>> BEGIN

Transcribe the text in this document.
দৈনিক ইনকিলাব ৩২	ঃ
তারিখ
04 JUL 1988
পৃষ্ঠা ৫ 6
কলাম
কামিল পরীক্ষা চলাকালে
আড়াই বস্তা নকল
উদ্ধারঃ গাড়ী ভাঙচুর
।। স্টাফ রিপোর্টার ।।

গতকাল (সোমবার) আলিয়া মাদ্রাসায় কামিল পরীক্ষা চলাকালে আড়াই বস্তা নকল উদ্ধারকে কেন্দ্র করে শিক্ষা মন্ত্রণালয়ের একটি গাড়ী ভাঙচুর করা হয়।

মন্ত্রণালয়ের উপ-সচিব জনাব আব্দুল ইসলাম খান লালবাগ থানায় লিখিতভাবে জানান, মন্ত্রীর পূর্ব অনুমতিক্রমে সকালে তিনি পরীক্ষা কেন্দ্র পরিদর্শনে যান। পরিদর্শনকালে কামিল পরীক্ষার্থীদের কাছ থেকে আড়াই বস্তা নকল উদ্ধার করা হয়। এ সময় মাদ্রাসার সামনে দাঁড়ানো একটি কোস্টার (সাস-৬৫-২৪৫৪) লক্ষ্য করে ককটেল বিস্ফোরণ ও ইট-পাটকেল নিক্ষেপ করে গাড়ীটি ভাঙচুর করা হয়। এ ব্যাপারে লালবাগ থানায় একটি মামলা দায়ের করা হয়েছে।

>> END

▶ GIVEN INSTRUCTION
Nothing should be left out: repeat all of the data exactly.

▶ RESPONSE TO THIS TASK
Transcribe the text in this document.
দৈনিক ইনকিলাব ৩২	ঃ
তারিখ
04 JUL 1988
পৃষ্ঠা ৫ 6
কলাম
কামিল পরীক্ষা চলাকালে
আড়াই বস্তা নকল
উদ্ধারঃ গাড়ী ভাঙচুর
।। স্টাফ রিপোর্টার ।।

গতকাল (সোমবার) আলিয়া মাদ্রাসায় কামিল পরীক্ষা চলাকালে আড়াই বস্তা নকল উদ্ধারকে কেন্দ্র করে শিক্ষা মন্ত্রণালয়ের একটি গাড়ী ভাঙচুর করা হয়।

মন্ত্রণালয়ের উপ-সচিব জনাব আব্দুল ইসলাম খান লালবাগ থানায় লিখিতভাবে জানান, মন্ত্রীর পূর্ব অনুমতিক্রমে সকালে তিনি পরীক্ষা কেন্দ্র পরিদর্শনে যান। পরিদর্শনকালে কামিল পরীক্ষার্থীদের কাছ থেকে আড়াই বস্তা নকল উদ্ধার করা হয়। এ সময় মাদ্রাসার সামনে দাঁড়ানো একটি কোস্টার (সাস-৬৫-২৪৫৪) লক্ষ্য করে ককটেল বিস্ফোরণ ও ইট-পাটকেল নিক্ষেপ করে গাড়ীটি ভাঙচুর করা হয়। এ ব্যাপারে লালবাগ থানায় একটি মামলা দায়ের করা হয়েছে।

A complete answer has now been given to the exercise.